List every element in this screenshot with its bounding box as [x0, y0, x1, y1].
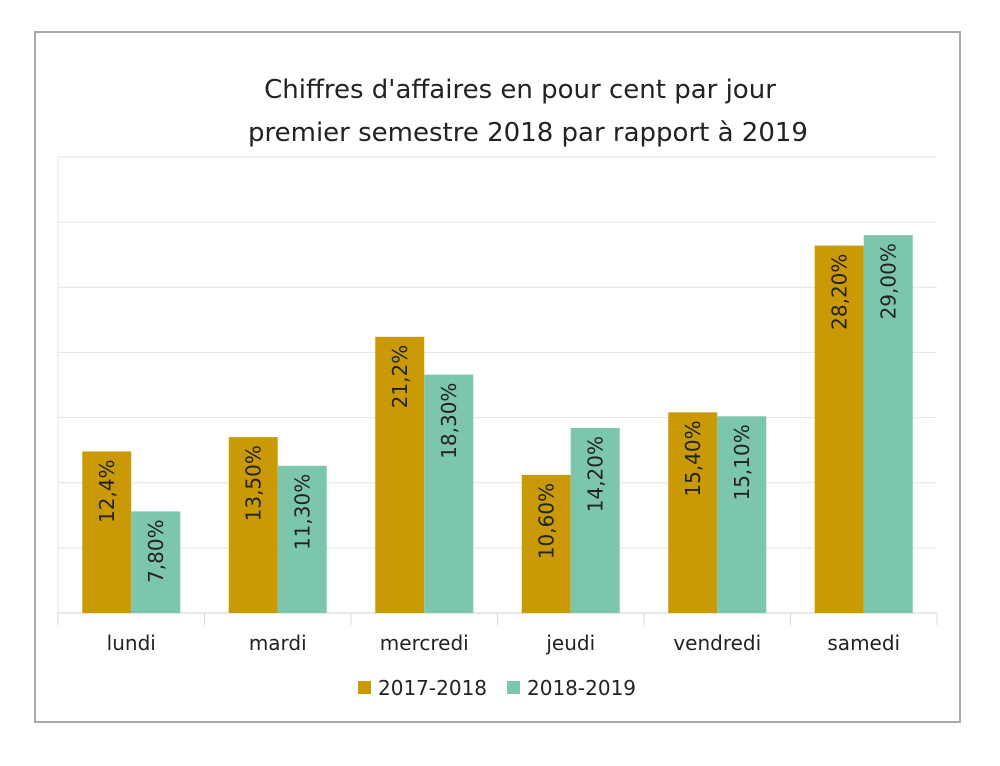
data-label: 13,50% [241, 445, 265, 521]
bar-2017-2018-mercredi [375, 336, 425, 613]
bar-2017-2018-jeudi [521, 474, 571, 613]
bar-2017-2018-lundi [82, 451, 132, 613]
legend-label-2018-2019: 2018-2019 [527, 676, 636, 700]
data-label: 28,20% [827, 254, 851, 330]
chart-title-line-2: premier semestre 2018 par rapport à 2019 [248, 118, 808, 148]
x-tick-label: mercredi [380, 631, 469, 655]
x-tick-label: mardi [249, 631, 307, 655]
data-label: 21,2% [388, 345, 412, 409]
data-label: 11,30% [290, 474, 314, 550]
bar-2018-2019-vendredi [717, 416, 767, 613]
x-tick-label: samedi [827, 631, 900, 655]
x-tick-label: jeudi [545, 631, 595, 655]
data-label: 7,80% [144, 519, 168, 583]
legend-swatch-2017-2018 [358, 681, 371, 694]
chart-title-line-1: Chiffres d'affaires en pour cent par jou… [264, 75, 776, 105]
bar-2018-2019-mardi [277, 465, 327, 613]
chart-frame [34, 31, 961, 723]
bar-2017-2018-samedi [814, 245, 864, 613]
data-label: 18,30% [437, 383, 461, 459]
legend-label-2017-2018: 2017-2018 [378, 676, 487, 700]
legend-swatch-2018-2019 [507, 681, 520, 694]
bars: 12,4% 7,80% 13,50% 11,30% 21,2% 18,30% 10,60% 1… [82, 235, 913, 613]
bar-2017-2018-vendredi [668, 412, 718, 613]
data-label: 10,60% [534, 483, 558, 559]
x-axis: lundi mardi mercredi jeudi vendredi samedi [57, 613, 938, 655]
data-label: 15,40% [681, 420, 705, 496]
bar-2018-2019-lundi [131, 511, 181, 613]
bar-2018-2019-mercredi [424, 374, 474, 613]
legend: 2017-2018 2018-2019 [358, 676, 636, 700]
x-tick-label: lundi [107, 631, 156, 655]
x-tick-label: vendredi [673, 631, 761, 655]
bar-2018-2019-samedi [863, 235, 913, 613]
data-label: 29,00% [876, 243, 900, 319]
data-label: 14,20% [583, 436, 607, 512]
data-label: 15,10% [730, 424, 754, 500]
bar-2018-2019-jeudi [570, 427, 620, 613]
bar-2017-2018-mardi [228, 437, 278, 613]
data-label: 12,4% [95, 459, 119, 523]
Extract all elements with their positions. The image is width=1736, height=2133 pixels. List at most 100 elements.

◆ **Exercise goal**
Reproduce all of the rows above with every instance of "x-tick-label" renamed to "category-label" and everything else unchanged. Omit the pictures from your answer.

◆ **Response for this exercise**
List every element in this screenshot with its bounding box as [x0, y0, x1, y1].
data-label: 13,50% [241, 445, 265, 521]
bar-2017-2018-mercredi [375, 336, 425, 613]
bar-2017-2018-jeudi [521, 474, 571, 613]
bar-2017-2018-lundi [82, 451, 132, 613]
legend-label-2018-2019: 2018-2019 [527, 676, 636, 700]
data-label: 28,20% [827, 254, 851, 330]
chart-title-line-2: premier semestre 2018 par rapport à 2019 [248, 118, 808, 148]
category-label: mercredi [380, 631, 469, 655]
category-label: mardi [249, 631, 307, 655]
data-label: 21,2% [388, 345, 412, 409]
data-label: 11,30% [290, 474, 314, 550]
bar-2018-2019-vendredi [717, 416, 767, 613]
category-label: samedi [827, 631, 900, 655]
category-label: jeudi [545, 631, 595, 655]
data-label: 7,80% [144, 519, 168, 583]
legend-swatch-2017-2018 [358, 681, 371, 694]
chart-title-line-1: Chiffres d'affaires en pour cent par jou… [264, 75, 776, 105]
bar-2018-2019-mardi [277, 465, 327, 613]
chart-frame [34, 31, 961, 723]
bar-2017-2018-samedi [814, 245, 864, 613]
data-label: 18,30% [437, 383, 461, 459]
legend-label-2017-2018: 2017-2018 [378, 676, 487, 700]
legend-swatch-2018-2019 [507, 681, 520, 694]
bars: 12,4% 7,80% 13,50% 11,30% 21,2% 18,30% 10,60% 1… [82, 235, 913, 613]
bar-2017-2018-vendredi [668, 412, 718, 613]
data-label: 10,60% [534, 483, 558, 559]
x-axis: lundi mardi mercredi jeudi vendredi samedi [57, 613, 938, 655]
data-label: 15,40% [681, 420, 705, 496]
bar-2018-2019-lundi [131, 511, 181, 613]
bar-2018-2019-mercredi [424, 374, 474, 613]
legend: 2017-2018 2018-2019 [358, 676, 636, 700]
category-label: lundi [107, 631, 156, 655]
category-label: vendredi [673, 631, 761, 655]
bar-2018-2019-samedi [863, 235, 913, 613]
data-label: 29,00% [876, 243, 900, 319]
data-label: 14,20% [583, 436, 607, 512]
data-label: 15,10% [730, 424, 754, 500]
bar-2018-2019-jeudi [570, 427, 620, 613]
bar-2017-2018-mardi [228, 437, 278, 613]
data-label: 12,4% [95, 459, 119, 523]
Extract all elements with their positions. The image is width=1736, height=2133 pixels. List at most 100 elements.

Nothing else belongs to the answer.